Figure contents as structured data
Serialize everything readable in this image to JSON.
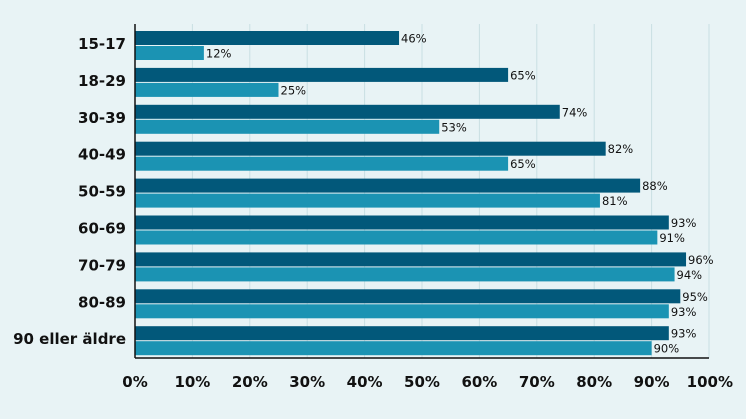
{
  "chart_data": {
    "type": "bar",
    "orientation": "horizontal",
    "categories": [
      "15-17",
      "18-29",
      "30-39",
      "40-49",
      "50-59",
      "60-69",
      "70-79",
      "80-89",
      "90 eller äldre"
    ],
    "series": [
      {
        "values": [
          46,
          65,
          74,
          82,
          88,
          93,
          96,
          95,
          93
        ],
        "color": "#02587a"
      },
      {
        "values": [
          12,
          25,
          53,
          65,
          81,
          91,
          94,
          93,
          90
        ],
        "color": "#1b93b3"
      }
    ],
    "value_suffix": "%",
    "xlim": [
      0,
      100
    ],
    "x_ticks": [
      "0%",
      "10%",
      "20%",
      "30%",
      "40%",
      "50%",
      "60%",
      "70%",
      "80%",
      "90%",
      "100%"
    ],
    "grid": true,
    "legend": "none",
    "title": "",
    "xlabel": "",
    "ylabel": ""
  }
}
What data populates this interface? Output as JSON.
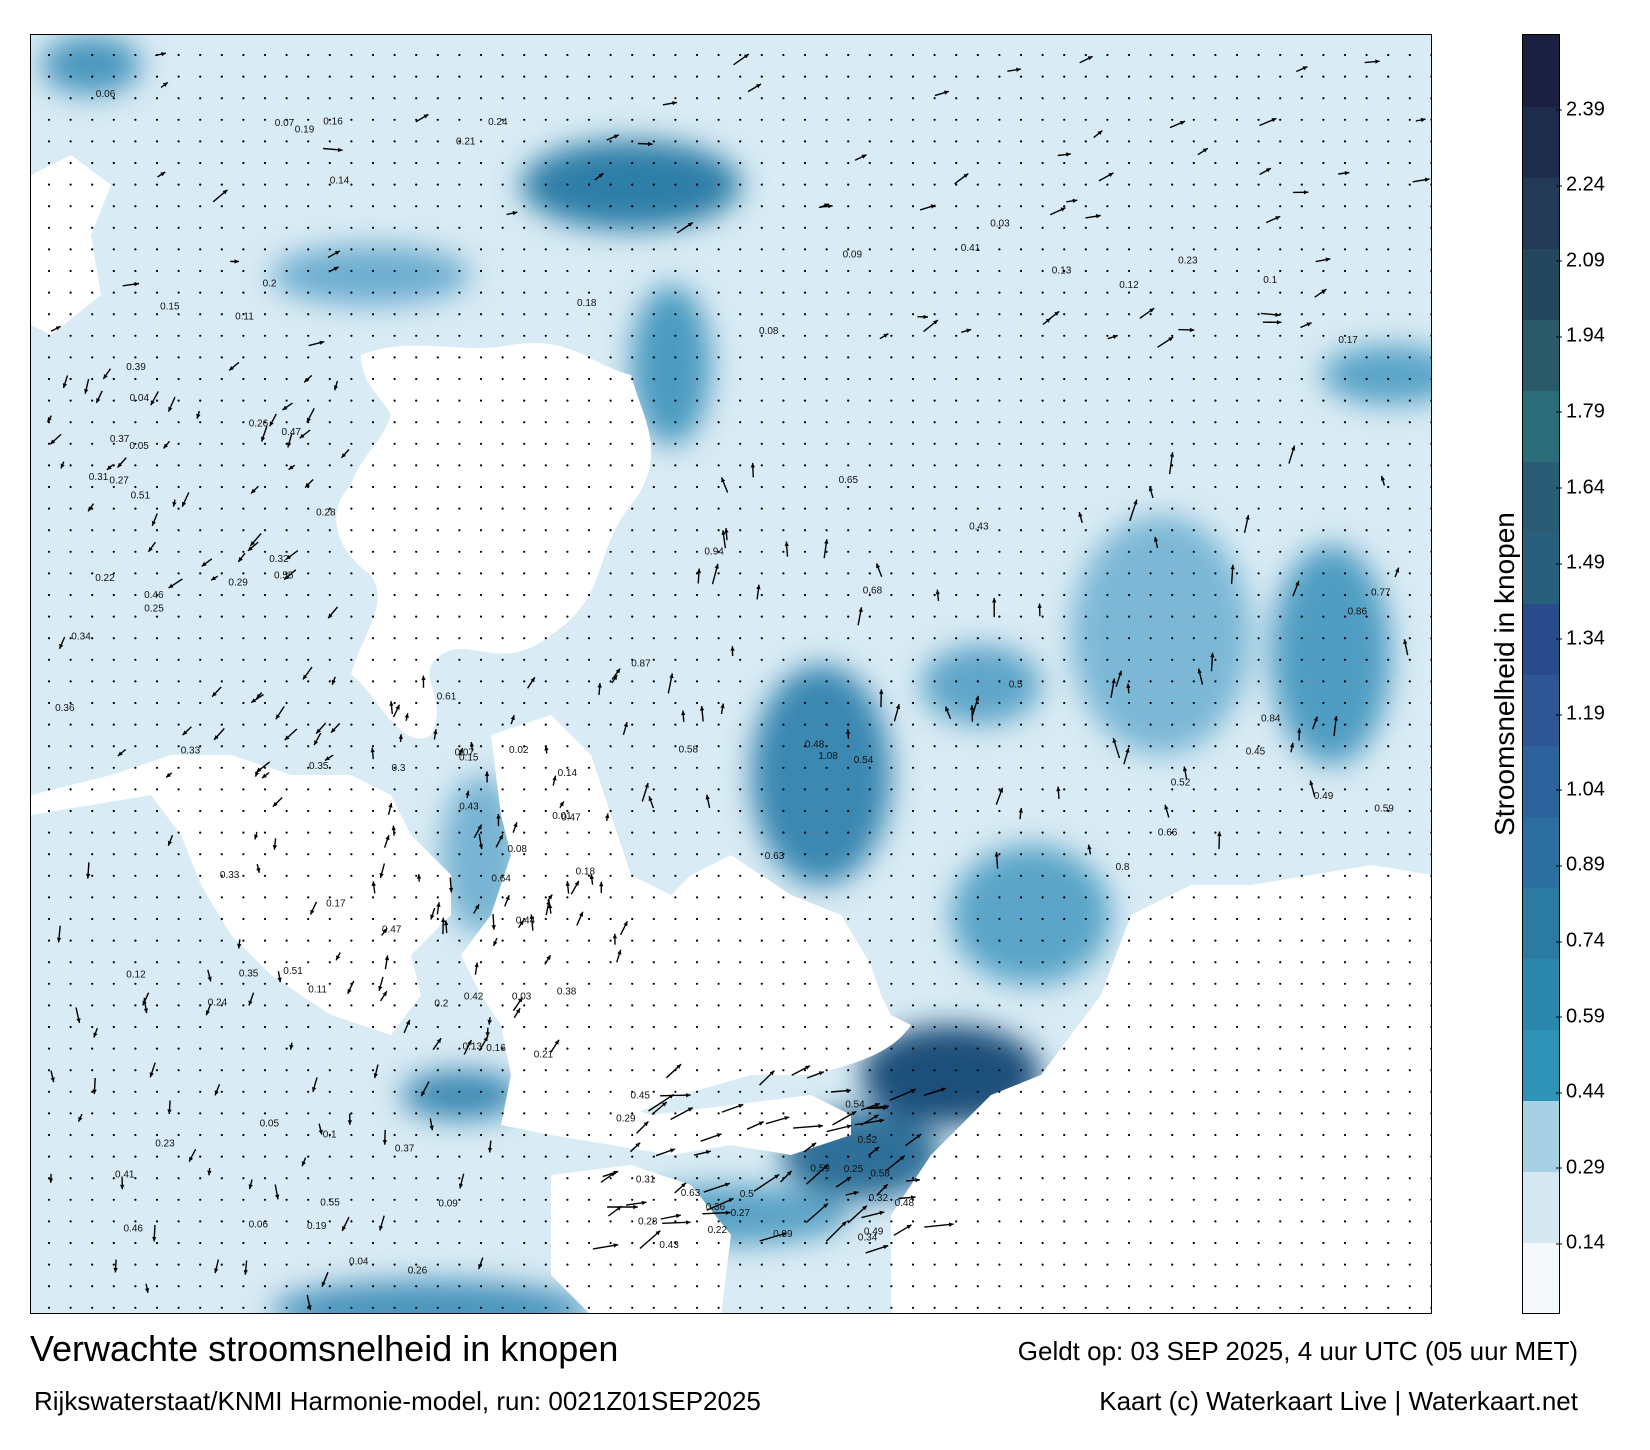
{
  "map": {
    "title": "Verwachte stroomsnelheid in knopen",
    "valid_time": "Geldt op: 03 SEP 2025, 4 uur UTC (05 uur MET)",
    "model_run": "Rijkswaterstaat/KNMI Harmonie-model, run: 0021Z01SEP2025",
    "credit": "Kaart (c) Waterkaart Live | Waterkaart.net",
    "colorbar_label": "Stroomsnelheid in knopen",
    "colorbar_ticks": [
      "2.39",
      "2.24",
      "2.09",
      "1.94",
      "1.79",
      "1.64",
      "1.49",
      "1.34",
      "1.19",
      "1.04",
      "0.89",
      "0.74",
      "0.59",
      "0.44",
      "0.29",
      "0.14"
    ],
    "colorbar_range": [
      0,
      2.54
    ],
    "colorbar_colors": [
      "#f4f9fc",
      "#d5e8f2",
      "#a8d0e4",
      "#2f93b8",
      "#2a86ab",
      "#2a7aa2",
      "#2d6ea0",
      "#2e629a",
      "#2d5693",
      "#2a4b8a",
      "#285f7c",
      "#2a5d75",
      "#2b6e7a",
      "#2a5a6a",
      "#25475e",
      "#223a55",
      "#1f2d4c",
      "#1c2040"
    ],
    "colors": {
      "water_light": "#d3e7f2",
      "water_mid": "#6aaccd",
      "water_dark": "#2c6f99",
      "land": "#ffffff",
      "arrow": "#000000"
    },
    "speed_labels": [
      {
        "v": "0.2"
      },
      {
        "v": "0.08"
      },
      {
        "v": "0.13"
      },
      {
        "v": "0.07"
      },
      {
        "v": "0.16"
      },
      {
        "v": "0.18"
      },
      {
        "v": "0.14"
      },
      {
        "v": "0.03"
      },
      {
        "v": "0.15"
      },
      {
        "v": "0.21"
      },
      {
        "v": "0.24"
      },
      {
        "v": "0.09"
      },
      {
        "v": "0.12"
      },
      {
        "v": "0.06"
      },
      {
        "v": "0.19"
      },
      {
        "v": "0.1"
      },
      {
        "v": "0.11"
      },
      {
        "v": "0.17"
      },
      {
        "v": "0.23"
      },
      {
        "v": "0.41"
      },
      {
        "v": "0.55"
      },
      {
        "v": "0.47"
      },
      {
        "v": "0.51"
      },
      {
        "v": "0.46"
      },
      {
        "v": "0.04"
      },
      {
        "v": "0.05"
      },
      {
        "v": "0.26"
      },
      {
        "v": "0.33"
      },
      {
        "v": "0.37"
      },
      {
        "v": "0.35"
      },
      {
        "v": "0.28"
      },
      {
        "v": "0.22"
      },
      {
        "v": "0.31"
      },
      {
        "v": "0.29"
      },
      {
        "v": "0.27"
      },
      {
        "v": "0.25"
      },
      {
        "v": "0.32"
      },
      {
        "v": "0.36"
      },
      {
        "v": "0.34"
      },
      {
        "v": "0.39"
      },
      {
        "v": "0.45"
      },
      {
        "v": "0.48"
      },
      {
        "v": "0.43"
      },
      {
        "v": "0.49"
      },
      {
        "v": "0.54"
      },
      {
        "v": "0.5"
      },
      {
        "v": "0.52"
      },
      {
        "v": "0.58"
      },
      {
        "v": "0.59"
      },
      {
        "v": "0.63"
      },
      {
        "v": "0.66"
      },
      {
        "v": "0.68"
      },
      {
        "v": "0.77"
      },
      {
        "v": "0.8"
      },
      {
        "v": "0.84"
      },
      {
        "v": "0.94"
      },
      {
        "v": "0.86"
      },
      {
        "v": "0.87"
      },
      {
        "v": "1.08"
      },
      {
        "v": "0.65"
      },
      {
        "v": "0.64"
      },
      {
        "v": "0.61"
      },
      {
        "v": "0.42"
      },
      {
        "v": "0.38"
      },
      {
        "v": "0.43"
      },
      {
        "v": "0.47"
      },
      {
        "v": "0.3"
      },
      {
        "v": "0.44"
      },
      {
        "v": "0.01"
      },
      {
        "v": "0.02"
      }
    ]
  }
}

▶ THE REQUEST:
Repeat every record precisely. Any picture among them stays out of the copy.

▶ SOLUTION TO THIS TASK:
Serialize everything readable in this image to JSON.
{
  "chart_data": {
    "type": "bar",
    "orientation": "horizontal",
    "categories": [
      "15-17",
      "18-29",
      "30-39",
      "40-49",
      "50-59",
      "60-69",
      "70-79",
      "80-89",
      "90 eller äldre"
    ],
    "series": [
      {
        "values": [
          46,
          65,
          74,
          82,
          88,
          93,
          96,
          95,
          93
        ],
        "color": "#02587a"
      },
      {
        "values": [
          12,
          25,
          53,
          65,
          81,
          91,
          94,
          93,
          90
        ],
        "color": "#1b93b3"
      }
    ],
    "value_suffix": "%",
    "xlim": [
      0,
      100
    ],
    "x_ticks": [
      "0%",
      "10%",
      "20%",
      "30%",
      "40%",
      "50%",
      "60%",
      "70%",
      "80%",
      "90%",
      "100%"
    ],
    "grid": true,
    "legend": "none",
    "title": "",
    "xlabel": "",
    "ylabel": ""
  }
}
What data populates this interface? Output as JSON.
{
  "map": {
    "title": "Verwachte stroomsnelheid in knopen",
    "valid_time": "Geldt op: 03 SEP 2025, 4 uur UTC (05 uur MET)",
    "model_run": "Rijkswaterstaat/KNMI Harmonie-model, run: 0021Z01SEP2025",
    "credit": "Kaart (c) Waterkaart Live | Waterkaart.net",
    "colorbar_label": "Stroomsnelheid in knopen",
    "colorbar_ticks": [
      "2.39",
      "2.24",
      "2.09",
      "1.94",
      "1.79",
      "1.64",
      "1.49",
      "1.34",
      "1.19",
      "1.04",
      "0.89",
      "0.74",
      "0.59",
      "0.44",
      "0.29",
      "0.14"
    ],
    "colorbar_range": [
      0,
      2.54
    ],
    "colorbar_colors": [
      "#f4f9fc",
      "#d5e8f2",
      "#a8d0e4",
      "#2f93b8",
      "#2a86ab",
      "#2a7aa2",
      "#2d6ea0",
      "#2e629a",
      "#2d5693",
      "#2a4b8a",
      "#285f7c",
      "#2a5d75",
      "#2b6e7a",
      "#2a5a6a",
      "#25475e",
      "#223a55",
      "#1f2d4c",
      "#1c2040"
    ],
    "colors": {
      "water_light": "#d3e7f2",
      "water_mid": "#6aaccd",
      "water_dark": "#2c6f99",
      "land": "#ffffff",
      "arrow": "#000000"
    },
    "speed_labels": [
      {
        "v": "0.2"
      },
      {
        "v": "0.08"
      },
      {
        "v": "0.13"
      },
      {
        "v": "0.07"
      },
      {
        "v": "0.16"
      },
      {
        "v": "0.18"
      },
      {
        "v": "0.14"
      },
      {
        "v": "0.03"
      },
      {
        "v": "0.15"
      },
      {
        "v": "0.21"
      },
      {
        "v": "0.24"
      },
      {
        "v": "0.09"
      },
      {
        "v": "0.12"
      },
      {
        "v": "0.06"
      },
      {
        "v": "0.19"
      },
      {
        "v": "0.1"
      },
      {
        "v": "0.11"
      },
      {
        "v": "0.17"
      },
      {
        "v": "0.23"
      },
      {
        "v": "0.41"
      },
      {
        "v": "0.55"
      },
      {
        "v": "0.47"
      },
      {
        "v": "0.51"
      },
      {
        "v": "0.46"
      },
      {
        "v": "0.04"
      },
      {
        "v": "0.05"
      },
      {
        "v": "0.26"
      },
      {
        "v": "0.33"
      },
      {
        "v": "0.37"
      },
      {
        "v": "0.35"
      },
      {
        "v": "0.28"
      },
      {
        "v": "0.22"
      },
      {
        "v": "0.31"
      },
      {
        "v": "0.29"
      },
      {
        "v": "0.27"
      },
      {
        "v": "0.25"
      },
      {
        "v": "0.32"
      },
      {
        "v": "0.36"
      },
      {
        "v": "0.34"
      },
      {
        "v": "0.39"
      },
      {
        "v": "0.45"
      },
      {
        "v": "0.48"
      },
      {
        "v": "0.43"
      },
      {
        "v": "0.49"
      },
      {
        "v": "0.54"
      },
      {
        "v": "0.5"
      },
      {
        "v": "0.52"
      },
      {
        "v": "0.58"
      },
      {
        "v": "0.59"
      },
      {
        "v": "0.63"
      },
      {
        "v": "0.66"
      },
      {
        "v": "0.68"
      },
      {
        "v": "0.77"
      },
      {
        "v": "0.8"
      },
      {
        "v": "0.84"
      },
      {
        "v": "0.94"
      },
      {
        "v": "0.86"
      },
      {
        "v": "0.87"
      },
      {
        "v": "1.08"
      },
      {
        "v": "0.65"
      },
      {
        "v": "0.64"
      },
      {
        "v": "0.61"
      },
      {
        "v": "0.42"
      },
      {
        "v": "0.38"
      },
      {
        "v": "0.43"
      },
      {
        "v": "0.47"
      },
      {
        "v": "0.3"
      },
      {
        "v": "0.44"
      },
      {
        "v": "0.01"
      },
      {
        "v": "0.02"
      }
    ]
  }
}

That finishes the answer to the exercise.